→ REQUIREMENTS
Show every line of the data below that contains the string "need". Case counts.

+++ DATA FOR THE TASK +++

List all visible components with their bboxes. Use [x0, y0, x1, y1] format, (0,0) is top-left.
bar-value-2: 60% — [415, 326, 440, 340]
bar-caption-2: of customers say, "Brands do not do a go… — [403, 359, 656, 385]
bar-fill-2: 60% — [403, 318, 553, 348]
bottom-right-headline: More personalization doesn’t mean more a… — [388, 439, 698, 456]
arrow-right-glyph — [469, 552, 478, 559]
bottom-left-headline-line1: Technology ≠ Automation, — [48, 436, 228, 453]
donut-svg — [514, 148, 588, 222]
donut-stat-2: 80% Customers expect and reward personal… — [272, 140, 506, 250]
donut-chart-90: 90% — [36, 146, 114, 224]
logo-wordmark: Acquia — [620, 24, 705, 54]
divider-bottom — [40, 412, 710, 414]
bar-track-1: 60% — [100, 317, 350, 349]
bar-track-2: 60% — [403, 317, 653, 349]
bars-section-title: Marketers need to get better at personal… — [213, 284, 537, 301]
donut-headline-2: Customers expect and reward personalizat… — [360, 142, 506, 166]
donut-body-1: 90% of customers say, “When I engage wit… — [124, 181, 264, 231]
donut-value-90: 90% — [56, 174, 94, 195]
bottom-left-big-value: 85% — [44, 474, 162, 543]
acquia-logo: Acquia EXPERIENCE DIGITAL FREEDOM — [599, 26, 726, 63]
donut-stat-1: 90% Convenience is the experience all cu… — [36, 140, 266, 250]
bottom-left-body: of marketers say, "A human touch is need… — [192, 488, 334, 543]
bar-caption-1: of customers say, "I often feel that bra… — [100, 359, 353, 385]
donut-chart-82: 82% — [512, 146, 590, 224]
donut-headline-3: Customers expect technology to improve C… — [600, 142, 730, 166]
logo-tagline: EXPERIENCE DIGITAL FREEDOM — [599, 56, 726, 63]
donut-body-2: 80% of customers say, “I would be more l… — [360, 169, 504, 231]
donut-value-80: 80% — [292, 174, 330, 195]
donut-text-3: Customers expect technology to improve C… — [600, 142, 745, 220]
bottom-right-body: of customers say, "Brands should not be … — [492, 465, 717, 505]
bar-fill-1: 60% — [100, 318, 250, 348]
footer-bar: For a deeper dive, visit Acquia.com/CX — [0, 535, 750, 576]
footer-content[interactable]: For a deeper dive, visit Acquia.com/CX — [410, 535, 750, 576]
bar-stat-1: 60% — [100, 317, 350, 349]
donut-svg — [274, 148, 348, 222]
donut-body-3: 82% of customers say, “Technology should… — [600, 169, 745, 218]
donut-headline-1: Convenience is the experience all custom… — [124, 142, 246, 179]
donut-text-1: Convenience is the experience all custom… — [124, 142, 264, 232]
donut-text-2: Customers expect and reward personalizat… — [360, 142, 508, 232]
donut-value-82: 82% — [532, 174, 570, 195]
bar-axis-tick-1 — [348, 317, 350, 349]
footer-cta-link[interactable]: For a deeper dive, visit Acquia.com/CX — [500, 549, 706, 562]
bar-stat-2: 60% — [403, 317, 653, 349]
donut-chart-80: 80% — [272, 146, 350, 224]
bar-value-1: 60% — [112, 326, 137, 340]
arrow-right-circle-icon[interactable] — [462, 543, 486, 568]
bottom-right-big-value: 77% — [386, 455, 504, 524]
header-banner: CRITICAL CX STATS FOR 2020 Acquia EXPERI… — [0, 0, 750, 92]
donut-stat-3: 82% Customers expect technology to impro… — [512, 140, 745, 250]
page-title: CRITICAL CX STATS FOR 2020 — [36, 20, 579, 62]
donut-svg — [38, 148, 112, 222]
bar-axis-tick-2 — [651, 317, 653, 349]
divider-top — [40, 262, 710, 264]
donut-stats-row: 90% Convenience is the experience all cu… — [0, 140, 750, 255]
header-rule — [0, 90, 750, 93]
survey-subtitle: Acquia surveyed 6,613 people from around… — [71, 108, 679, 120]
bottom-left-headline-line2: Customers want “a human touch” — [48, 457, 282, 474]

+++

→ ANSWER TO THIS TASK
bars-section-title: Marketers need to get better at personal… — [213, 284, 537, 301]
bottom-left-body: of marketers say, "A human touch is need… — [192, 488, 334, 543]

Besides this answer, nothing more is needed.